§ Problem to solve: Lines containing the string "дайте" are to be counted; report the number and nothing more.

[START Information given]

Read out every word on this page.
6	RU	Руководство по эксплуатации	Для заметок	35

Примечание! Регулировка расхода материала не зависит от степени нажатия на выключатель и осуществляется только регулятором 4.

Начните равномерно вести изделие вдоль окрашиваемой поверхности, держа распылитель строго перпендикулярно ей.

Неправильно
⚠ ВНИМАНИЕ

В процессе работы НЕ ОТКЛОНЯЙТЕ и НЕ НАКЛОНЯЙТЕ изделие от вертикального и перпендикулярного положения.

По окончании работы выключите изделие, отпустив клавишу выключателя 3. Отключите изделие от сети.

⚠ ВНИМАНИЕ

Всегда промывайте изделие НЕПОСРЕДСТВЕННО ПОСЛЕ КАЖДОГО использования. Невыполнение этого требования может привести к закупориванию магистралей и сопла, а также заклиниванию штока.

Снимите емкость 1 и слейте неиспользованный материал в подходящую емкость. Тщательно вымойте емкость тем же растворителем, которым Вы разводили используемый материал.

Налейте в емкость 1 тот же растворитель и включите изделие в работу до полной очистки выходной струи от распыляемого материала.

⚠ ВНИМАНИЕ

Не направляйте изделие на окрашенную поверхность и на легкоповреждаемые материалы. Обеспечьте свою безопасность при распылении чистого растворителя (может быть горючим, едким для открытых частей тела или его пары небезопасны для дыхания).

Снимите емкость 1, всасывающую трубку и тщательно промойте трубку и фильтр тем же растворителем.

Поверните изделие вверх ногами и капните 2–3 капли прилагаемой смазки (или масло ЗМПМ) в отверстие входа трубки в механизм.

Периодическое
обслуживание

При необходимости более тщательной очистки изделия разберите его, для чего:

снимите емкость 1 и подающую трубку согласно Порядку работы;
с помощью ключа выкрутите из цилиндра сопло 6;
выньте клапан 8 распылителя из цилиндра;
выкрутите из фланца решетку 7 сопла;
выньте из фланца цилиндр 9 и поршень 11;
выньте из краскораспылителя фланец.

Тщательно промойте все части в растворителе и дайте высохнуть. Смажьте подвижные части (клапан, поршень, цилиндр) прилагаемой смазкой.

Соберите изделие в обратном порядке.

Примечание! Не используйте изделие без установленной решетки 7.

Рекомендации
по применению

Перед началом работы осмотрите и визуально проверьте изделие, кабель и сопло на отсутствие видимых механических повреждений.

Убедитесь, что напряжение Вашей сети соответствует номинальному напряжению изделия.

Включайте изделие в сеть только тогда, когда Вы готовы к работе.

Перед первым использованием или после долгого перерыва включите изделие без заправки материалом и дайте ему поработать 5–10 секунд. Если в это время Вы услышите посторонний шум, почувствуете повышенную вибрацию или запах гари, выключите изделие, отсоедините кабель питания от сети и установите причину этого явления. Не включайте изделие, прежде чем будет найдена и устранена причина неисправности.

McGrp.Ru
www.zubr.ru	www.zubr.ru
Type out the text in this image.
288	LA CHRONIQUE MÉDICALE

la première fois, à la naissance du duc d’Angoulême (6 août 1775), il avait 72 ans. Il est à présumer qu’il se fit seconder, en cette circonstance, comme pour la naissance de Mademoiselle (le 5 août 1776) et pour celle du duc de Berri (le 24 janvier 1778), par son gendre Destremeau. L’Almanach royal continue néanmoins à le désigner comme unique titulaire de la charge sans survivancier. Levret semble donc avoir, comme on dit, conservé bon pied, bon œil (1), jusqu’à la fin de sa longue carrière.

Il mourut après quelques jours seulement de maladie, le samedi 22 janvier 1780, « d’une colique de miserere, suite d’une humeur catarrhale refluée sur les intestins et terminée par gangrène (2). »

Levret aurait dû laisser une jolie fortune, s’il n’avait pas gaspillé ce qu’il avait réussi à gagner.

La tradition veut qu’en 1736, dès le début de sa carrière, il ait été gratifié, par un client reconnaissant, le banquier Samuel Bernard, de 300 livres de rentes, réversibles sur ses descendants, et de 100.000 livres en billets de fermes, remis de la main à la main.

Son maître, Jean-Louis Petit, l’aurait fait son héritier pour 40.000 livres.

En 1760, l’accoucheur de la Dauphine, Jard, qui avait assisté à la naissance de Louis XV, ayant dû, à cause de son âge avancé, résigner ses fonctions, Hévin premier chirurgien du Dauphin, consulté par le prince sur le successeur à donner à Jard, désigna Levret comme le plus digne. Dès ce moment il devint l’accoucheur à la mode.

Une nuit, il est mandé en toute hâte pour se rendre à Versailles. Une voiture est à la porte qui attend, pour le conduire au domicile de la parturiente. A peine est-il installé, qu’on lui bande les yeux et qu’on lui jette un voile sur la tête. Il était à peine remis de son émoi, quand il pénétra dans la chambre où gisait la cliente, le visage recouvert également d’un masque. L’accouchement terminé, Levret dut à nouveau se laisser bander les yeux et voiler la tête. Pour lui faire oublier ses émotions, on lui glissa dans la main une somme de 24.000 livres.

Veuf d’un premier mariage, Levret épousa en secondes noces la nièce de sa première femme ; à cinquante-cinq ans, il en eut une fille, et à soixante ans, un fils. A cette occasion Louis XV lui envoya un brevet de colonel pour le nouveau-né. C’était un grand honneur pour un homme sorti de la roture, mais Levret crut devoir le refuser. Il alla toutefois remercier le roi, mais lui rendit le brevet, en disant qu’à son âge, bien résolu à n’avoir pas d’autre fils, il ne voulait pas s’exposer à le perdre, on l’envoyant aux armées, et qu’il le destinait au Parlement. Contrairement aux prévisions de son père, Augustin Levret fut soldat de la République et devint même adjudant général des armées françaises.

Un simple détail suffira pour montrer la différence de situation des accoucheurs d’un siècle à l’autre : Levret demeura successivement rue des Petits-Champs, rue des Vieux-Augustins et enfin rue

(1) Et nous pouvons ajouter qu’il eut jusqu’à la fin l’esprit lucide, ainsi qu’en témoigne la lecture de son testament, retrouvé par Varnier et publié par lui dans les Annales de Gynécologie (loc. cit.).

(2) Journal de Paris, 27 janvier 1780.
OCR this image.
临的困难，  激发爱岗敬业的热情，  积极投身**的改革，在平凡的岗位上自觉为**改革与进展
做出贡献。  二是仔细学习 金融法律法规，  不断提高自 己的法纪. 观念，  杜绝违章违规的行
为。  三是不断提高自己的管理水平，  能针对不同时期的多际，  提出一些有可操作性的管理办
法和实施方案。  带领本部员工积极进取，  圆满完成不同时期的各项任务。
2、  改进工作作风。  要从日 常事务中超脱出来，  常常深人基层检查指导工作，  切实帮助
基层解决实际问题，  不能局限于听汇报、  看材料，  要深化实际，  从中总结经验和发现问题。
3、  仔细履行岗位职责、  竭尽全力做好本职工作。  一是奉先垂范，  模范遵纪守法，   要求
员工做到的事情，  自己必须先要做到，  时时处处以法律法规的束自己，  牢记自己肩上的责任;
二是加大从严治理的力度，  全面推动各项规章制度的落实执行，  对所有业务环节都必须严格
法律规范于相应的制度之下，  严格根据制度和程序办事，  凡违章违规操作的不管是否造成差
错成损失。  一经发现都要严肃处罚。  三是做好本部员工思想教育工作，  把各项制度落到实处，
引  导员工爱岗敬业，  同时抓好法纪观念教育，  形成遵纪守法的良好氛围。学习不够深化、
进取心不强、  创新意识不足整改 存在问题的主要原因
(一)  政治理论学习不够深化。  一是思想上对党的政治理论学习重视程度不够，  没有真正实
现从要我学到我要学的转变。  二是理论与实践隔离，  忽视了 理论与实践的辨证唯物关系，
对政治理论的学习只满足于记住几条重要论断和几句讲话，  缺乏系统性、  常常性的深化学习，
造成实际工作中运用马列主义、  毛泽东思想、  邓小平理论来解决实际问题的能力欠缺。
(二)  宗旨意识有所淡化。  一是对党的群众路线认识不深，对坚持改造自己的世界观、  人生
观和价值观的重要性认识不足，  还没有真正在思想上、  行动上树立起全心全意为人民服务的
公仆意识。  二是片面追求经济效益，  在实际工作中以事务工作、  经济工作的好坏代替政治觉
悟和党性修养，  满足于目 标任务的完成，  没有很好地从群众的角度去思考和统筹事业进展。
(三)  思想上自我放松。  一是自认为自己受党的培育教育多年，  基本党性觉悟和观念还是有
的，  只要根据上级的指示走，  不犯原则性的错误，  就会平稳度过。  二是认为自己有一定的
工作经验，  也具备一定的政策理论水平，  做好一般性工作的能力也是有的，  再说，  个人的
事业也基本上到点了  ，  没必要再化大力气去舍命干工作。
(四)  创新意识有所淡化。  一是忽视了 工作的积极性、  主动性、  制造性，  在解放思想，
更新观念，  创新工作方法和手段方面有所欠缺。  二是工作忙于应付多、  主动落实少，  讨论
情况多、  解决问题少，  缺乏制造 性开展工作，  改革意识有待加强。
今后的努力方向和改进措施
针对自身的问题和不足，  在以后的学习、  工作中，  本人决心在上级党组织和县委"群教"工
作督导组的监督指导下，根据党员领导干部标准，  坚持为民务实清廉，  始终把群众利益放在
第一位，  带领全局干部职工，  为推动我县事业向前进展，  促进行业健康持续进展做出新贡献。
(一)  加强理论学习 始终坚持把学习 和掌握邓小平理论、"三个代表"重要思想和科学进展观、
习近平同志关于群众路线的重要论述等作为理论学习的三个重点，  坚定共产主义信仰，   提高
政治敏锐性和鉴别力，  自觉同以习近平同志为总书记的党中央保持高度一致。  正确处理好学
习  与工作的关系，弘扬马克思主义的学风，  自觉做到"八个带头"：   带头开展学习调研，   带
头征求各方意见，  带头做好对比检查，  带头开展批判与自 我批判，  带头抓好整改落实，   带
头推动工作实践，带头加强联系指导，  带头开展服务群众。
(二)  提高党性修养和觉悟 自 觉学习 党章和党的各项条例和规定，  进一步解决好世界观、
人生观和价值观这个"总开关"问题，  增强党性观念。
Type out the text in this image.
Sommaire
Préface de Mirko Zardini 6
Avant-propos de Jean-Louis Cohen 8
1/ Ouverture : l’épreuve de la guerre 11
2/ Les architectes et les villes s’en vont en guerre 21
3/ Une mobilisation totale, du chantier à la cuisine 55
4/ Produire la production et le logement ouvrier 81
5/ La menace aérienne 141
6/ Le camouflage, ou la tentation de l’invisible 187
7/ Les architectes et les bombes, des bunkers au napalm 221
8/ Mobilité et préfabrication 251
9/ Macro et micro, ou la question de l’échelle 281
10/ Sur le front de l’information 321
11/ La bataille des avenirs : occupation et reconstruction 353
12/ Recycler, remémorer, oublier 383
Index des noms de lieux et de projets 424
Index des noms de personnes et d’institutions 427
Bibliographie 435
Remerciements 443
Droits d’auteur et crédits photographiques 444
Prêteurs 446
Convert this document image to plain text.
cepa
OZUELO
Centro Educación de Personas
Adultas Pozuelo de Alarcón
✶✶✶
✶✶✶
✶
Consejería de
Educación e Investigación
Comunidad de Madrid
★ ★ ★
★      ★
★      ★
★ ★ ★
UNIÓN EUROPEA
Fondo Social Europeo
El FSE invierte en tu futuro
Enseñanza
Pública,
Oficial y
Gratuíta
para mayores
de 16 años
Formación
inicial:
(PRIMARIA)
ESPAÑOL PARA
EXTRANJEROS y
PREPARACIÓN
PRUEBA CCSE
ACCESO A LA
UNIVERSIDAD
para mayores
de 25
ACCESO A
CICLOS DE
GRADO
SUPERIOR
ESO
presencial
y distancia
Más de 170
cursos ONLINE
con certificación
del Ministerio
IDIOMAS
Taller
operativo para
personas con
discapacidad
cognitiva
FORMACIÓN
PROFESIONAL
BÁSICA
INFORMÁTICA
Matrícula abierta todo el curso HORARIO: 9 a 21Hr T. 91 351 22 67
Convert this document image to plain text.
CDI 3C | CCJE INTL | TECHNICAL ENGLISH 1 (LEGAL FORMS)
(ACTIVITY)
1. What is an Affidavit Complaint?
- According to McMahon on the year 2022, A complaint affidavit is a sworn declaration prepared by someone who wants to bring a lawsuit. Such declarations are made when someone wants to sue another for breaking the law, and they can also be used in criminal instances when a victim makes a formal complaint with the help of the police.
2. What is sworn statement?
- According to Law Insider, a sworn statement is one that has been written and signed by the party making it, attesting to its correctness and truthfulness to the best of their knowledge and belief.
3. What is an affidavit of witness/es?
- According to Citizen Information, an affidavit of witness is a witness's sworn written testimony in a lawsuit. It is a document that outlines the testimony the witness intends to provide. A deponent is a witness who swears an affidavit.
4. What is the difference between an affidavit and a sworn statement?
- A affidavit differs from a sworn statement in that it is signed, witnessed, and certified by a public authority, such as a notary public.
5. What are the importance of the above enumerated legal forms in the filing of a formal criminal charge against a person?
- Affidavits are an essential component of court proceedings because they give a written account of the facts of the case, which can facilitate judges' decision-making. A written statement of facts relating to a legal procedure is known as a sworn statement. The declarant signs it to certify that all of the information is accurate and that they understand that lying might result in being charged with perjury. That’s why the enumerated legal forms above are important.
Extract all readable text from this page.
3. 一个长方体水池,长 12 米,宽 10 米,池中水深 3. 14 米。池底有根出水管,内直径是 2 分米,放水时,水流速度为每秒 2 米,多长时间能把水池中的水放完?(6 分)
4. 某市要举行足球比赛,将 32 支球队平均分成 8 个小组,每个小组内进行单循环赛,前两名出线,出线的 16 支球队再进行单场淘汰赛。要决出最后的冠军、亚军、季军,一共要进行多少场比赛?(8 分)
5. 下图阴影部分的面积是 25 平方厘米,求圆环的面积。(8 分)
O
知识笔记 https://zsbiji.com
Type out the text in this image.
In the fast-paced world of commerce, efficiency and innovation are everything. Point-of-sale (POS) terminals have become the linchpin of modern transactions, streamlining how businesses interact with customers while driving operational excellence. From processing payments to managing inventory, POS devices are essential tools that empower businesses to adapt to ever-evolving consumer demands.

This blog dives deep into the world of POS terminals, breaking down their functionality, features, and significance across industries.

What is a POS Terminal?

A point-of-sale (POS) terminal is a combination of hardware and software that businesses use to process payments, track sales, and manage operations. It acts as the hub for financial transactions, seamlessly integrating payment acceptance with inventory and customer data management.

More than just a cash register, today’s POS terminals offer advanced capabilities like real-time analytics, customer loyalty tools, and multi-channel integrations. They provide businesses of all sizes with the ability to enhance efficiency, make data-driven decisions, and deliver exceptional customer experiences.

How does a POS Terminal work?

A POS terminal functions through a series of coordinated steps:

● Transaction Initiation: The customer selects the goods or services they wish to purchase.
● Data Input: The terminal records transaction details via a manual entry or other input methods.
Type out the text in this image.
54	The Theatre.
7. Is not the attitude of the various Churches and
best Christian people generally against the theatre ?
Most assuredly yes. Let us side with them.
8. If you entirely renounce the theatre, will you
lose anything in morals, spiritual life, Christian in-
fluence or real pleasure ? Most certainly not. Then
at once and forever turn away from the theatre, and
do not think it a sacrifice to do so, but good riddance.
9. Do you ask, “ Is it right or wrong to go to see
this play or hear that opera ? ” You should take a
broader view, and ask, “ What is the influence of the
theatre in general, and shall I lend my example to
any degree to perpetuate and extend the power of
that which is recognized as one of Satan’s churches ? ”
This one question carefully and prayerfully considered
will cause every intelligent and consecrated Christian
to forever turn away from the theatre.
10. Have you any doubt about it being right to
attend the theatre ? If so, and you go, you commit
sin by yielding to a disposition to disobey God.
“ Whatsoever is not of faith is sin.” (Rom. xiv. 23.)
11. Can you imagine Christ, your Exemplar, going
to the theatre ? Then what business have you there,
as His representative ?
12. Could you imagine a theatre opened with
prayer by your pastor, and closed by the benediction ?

[END Information given]

§ Solution to the exercise: 2